Stored dataset items
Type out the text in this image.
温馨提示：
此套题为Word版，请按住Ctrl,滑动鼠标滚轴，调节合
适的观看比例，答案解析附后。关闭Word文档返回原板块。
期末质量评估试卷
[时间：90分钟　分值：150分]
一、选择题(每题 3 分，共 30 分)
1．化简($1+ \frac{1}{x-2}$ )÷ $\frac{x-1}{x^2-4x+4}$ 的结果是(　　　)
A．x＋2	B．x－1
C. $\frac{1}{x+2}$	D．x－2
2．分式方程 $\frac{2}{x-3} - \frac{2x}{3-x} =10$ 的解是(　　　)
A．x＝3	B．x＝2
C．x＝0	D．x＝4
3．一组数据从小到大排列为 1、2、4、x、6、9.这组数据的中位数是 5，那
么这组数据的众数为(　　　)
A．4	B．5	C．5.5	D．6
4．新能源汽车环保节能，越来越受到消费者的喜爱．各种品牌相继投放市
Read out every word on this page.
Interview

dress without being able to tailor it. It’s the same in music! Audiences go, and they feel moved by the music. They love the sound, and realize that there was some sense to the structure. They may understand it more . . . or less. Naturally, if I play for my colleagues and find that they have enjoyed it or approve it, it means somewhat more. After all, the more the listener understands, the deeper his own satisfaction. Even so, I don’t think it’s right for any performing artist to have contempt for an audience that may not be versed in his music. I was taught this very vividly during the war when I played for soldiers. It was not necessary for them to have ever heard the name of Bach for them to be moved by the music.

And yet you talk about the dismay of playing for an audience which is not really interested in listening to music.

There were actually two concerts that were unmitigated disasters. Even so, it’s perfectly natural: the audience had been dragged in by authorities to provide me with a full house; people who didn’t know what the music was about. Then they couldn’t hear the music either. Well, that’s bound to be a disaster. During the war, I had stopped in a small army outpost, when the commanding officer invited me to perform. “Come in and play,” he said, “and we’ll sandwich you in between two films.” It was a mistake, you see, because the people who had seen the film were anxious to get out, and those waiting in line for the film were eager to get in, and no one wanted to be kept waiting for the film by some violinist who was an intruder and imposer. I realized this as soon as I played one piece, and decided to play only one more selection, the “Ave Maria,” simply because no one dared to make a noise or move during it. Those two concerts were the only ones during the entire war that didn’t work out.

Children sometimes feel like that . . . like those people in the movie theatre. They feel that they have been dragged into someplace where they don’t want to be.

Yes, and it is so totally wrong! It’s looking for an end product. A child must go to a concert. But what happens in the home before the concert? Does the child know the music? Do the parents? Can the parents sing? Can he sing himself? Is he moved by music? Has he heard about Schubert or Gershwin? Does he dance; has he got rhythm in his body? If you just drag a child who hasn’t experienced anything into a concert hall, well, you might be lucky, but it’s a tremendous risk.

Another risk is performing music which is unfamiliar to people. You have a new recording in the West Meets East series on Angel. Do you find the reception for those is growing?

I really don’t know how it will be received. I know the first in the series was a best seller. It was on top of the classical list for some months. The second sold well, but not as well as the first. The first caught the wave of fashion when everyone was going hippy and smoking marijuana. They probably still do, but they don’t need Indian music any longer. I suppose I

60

— Written task —
Go through the data and return every record exactly.

— In response —
Type out the text in this image.
温馨提示：
此套题为Word版，请按住Ctrl,滑动鼠标滚轴，调节合
适的观看比例，答案解析附后。关闭Word文档返回原板块。
期末质量评估试卷
[时间：90分钟　分值：150分]
一、选择题(每题 3 分，共 30 分)
1．化简($1+ \frac{1}{x-2}$ )÷ $\frac{x-1}{x^2-4x+4}$ 的结果是(　　　)
A．x＋2	B．x－1
C. $\frac{1}{x+2}$	D．x－2
2．分式方程 $\frac{2}{x-3} - \frac{2x}{3-x} =10$ 的解是(　　　)
A．x＝3	B．x＝2
C．x＝0	D．x＝4
3．一组数据从小到大排列为 1、2、4、x、6、9.这组数据的中位数是 5，那
么这组数据的众数为(　　　)
A．4	B．5	C．5.5	D．6
4．新能源汽车环保节能，越来越受到消费者的喜爱．各种品牌相继投放市
Read out every word on this page.
Interview

dress without being able to tailor it. It’s the same in music! Audiences go, and they feel moved by the music. They love the sound, and realize that there was some sense to the structure. They may understand it more . . . or less. Naturally, if I play for my colleagues and find that they have enjoyed it or approve it, it means somewhat more. After all, the more the listener understands, the deeper his own satisfaction. Even so, I don’t think it’s right for any performing artist to have contempt for an audience that may not be versed in his music. I was taught this very vividly during the war when I played for soldiers. It was not necessary for them to have ever heard the name of Bach for them to be moved by the music.

And yet you talk about the dismay of playing for an audience which is not really interested in listening to music.

There were actually two concerts that were unmitigated disasters. Even so, it’s perfectly natural: the audience had been dragged in by authorities to provide me with a full house; people who didn’t know what the music was about. Then they couldn’t hear the music either. Well, that’s bound to be a disaster. During the war, I had stopped in a small army outpost, when the commanding officer invited me to perform. “Come in and play,” he said, “and we’ll sandwich you in between two films.” It was a mistake, you see, because the people who had seen the film were anxious to get out, and those waiting in line for the film were eager to get in, and no one wanted to be kept waiting for the film by some violinist who was an intruder and imposer. I realized this as soon as I played one piece, and decided to play only one more selection, the “Ave Maria,” simply because no one dared to make a noise or move during it. Those two concerts were the only ones during the entire war that didn’t work out.

Children sometimes feel like that . . . like those people in the movie theatre. They feel that they have been dragged into someplace where they don’t want to be.

Yes, and it is so totally wrong! It’s looking for an end product. A child must go to a concert. But what happens in the home before the concert? Does the child know the music? Do the parents? Can the parents sing? Can he sing himself? Is he moved by music? Has he heard about Schubert or Gershwin? Does he dance; has he got rhythm in his body? If you just drag a child who hasn’t experienced anything into a concert hall, well, you might be lucky, but it’s a tremendous risk.

Another risk is performing music which is unfamiliar to people. You have a new recording in the West Meets East series on Angel. Do you find the reception for those is growing?

I really don’t know how it will be received. I know the first in the series was a best seller. It was on top of the classical list for some months. The second sold well, but not as well as the first. The first caught the wave of fashion when everyone was going hippy and smoking marijuana. They probably still do, but they don’t need Indian music any longer. I suppose I

60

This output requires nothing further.